PROBLEM TO WORK ON: Write out the records again, exactly, leaving none out.

***

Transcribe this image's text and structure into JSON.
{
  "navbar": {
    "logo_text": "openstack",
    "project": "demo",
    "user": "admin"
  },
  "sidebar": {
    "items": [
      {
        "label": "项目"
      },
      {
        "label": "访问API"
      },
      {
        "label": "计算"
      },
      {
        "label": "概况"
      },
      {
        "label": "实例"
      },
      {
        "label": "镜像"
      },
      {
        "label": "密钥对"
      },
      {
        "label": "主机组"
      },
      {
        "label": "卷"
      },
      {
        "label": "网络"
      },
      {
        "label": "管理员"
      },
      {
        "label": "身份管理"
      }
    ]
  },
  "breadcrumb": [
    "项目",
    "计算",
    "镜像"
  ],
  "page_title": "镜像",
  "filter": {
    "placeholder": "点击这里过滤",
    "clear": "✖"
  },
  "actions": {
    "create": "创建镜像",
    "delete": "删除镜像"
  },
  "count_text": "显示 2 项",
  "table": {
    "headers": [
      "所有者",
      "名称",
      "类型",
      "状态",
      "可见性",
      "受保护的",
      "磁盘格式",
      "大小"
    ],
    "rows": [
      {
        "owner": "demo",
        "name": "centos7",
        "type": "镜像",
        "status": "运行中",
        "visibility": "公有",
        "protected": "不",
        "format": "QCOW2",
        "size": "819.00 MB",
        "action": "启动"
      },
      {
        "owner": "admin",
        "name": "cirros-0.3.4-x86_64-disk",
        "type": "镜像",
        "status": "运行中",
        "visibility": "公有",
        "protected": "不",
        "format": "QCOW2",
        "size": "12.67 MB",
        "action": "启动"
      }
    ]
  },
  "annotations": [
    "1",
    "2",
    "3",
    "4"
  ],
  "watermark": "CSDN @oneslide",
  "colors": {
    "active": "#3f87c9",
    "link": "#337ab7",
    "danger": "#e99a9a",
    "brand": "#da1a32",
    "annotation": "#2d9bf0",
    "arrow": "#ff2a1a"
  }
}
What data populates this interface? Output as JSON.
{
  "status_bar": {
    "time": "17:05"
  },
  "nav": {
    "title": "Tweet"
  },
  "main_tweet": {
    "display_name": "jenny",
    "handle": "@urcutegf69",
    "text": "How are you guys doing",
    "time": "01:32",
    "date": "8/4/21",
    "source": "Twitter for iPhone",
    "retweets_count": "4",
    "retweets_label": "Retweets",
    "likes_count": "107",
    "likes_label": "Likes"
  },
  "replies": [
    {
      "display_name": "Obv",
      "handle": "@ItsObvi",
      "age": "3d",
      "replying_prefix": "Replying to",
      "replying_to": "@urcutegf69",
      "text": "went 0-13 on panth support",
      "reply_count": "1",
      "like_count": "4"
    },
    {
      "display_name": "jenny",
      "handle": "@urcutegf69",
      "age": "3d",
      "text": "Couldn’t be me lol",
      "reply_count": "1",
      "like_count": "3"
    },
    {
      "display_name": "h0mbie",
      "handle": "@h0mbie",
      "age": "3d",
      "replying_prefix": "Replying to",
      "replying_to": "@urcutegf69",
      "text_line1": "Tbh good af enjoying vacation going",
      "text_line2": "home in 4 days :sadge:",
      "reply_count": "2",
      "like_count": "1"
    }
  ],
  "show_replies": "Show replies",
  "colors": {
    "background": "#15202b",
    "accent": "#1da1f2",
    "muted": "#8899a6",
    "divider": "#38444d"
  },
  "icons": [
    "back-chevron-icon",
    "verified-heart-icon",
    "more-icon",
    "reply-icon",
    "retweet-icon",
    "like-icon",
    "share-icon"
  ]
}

***

RIGHT ANSWER:
Transcribe this image's text and structure into JSON.
{
  "navbar": {
    "logo_text": "openstack",
    "project": "demo",
    "user": "admin"
  },
  "sidebar": {
    "items": [
      {
        "label": "项目"
      },
      {
        "label": "访问API"
      },
      {
        "label": "计算"
      },
      {
        "label": "概况"
      },
      {
        "label": "实例"
      },
      {
        "label": "镜像"
      },
      {
        "label": "密钥对"
      },
      {
        "label": "主机组"
      },
      {
        "label": "卷"
      },
      {
        "label": "网络"
      },
      {
        "label": "管理员"
      },
      {
        "label": "身份管理"
      }
    ]
  },
  "breadcrumb": [
    "项目",
    "计算",
    "镜像"
  ],
  "page_title": "镜像",
  "filter": {
    "placeholder": "点击这里过滤",
    "clear": "✖"
  },
  "actions": {
    "create": "创建镜像",
    "delete": "删除镜像"
  },
  "count_text": "显示 2 项",
  "table": {
    "headers": [
      "所有者",
      "名称",
      "类型",
      "状态",
      "可见性",
      "受保护的",
      "磁盘格式",
      "大小"
    ],
    "rows": [
      {
        "owner": "demo",
        "name": "centos7",
        "type": "镜像",
        "status": "运行中",
        "visibility": "公有",
        "protected": "不",
        "format": "QCOW2",
        "size": "819.00 MB",
        "action": "启动"
      },
      {
        "owner": "admin",
        "name": "cirros-0.3.4-x86_64-disk",
        "type": "镜像",
        "status": "运行中",
        "visibility": "公有",
        "protected": "不",
        "format": "QCOW2",
        "size": "12.67 MB",
        "action": "启动"
      }
    ]
  },
  "annotations": [
    "1",
    "2",
    "3",
    "4"
  ],
  "watermark": "CSDN @oneslide",
  "colors": {
    "active": "#3f87c9",
    "link": "#337ab7",
    "danger": "#e99a9a",
    "brand": "#da1a32",
    "annotation": "#2d9bf0",
    "arrow": "#ff2a1a"
  }
}
What data populates this interface? Output as JSON.
{
  "status_bar": {
    "time": "17:05"
  },
  "nav": {
    "title": "Tweet"
  },
  "main_tweet": {
    "display_name": "jenny",
    "handle": "@urcutegf69",
    "text": "How are you guys doing",
    "time": "01:32",
    "date": "8/4/21",
    "source": "Twitter for iPhone",
    "retweets_count": "4",
    "retweets_label": "Retweets",
    "likes_count": "107",
    "likes_label": "Likes"
  },
  "replies": [
    {
      "display_name": "Obv",
      "handle": "@ItsObvi",
      "age": "3d",
      "replying_prefix": "Replying to",
      "replying_to": "@urcutegf69",
      "text": "went 0-13 on panth support",
      "reply_count": "1",
      "like_count": "4"
    },
    {
      "display_name": "jenny",
      "handle": "@urcutegf69",
      "age": "3d",
      "text": "Couldn’t be me lol",
      "reply_count": "1",
      "like_count": "3"
    },
    {
      "display_name": "h0mbie",
      "handle": "@h0mbie",
      "age": "3d",
      "replying_prefix": "Replying to",
      "replying_to": "@urcutegf69",
      "text_line1": "Tbh good af enjoying vacation going",
      "text_line2": "home in 4 days :sadge:",
      "reply_count": "2",
      "like_count": "1"
    }
  ],
  "show_replies": "Show replies",
  "colors": {
    "background": "#15202b",
    "accent": "#1da1f2",
    "muted": "#8899a6",
    "divider": "#38444d"
  },
  "icons": [
    "back-chevron-icon",
    "verified-heart-icon",
    "more-icon",
    "reply-icon",
    "retweet-icon",
    "like-icon",
    "share-icon"
  ]
}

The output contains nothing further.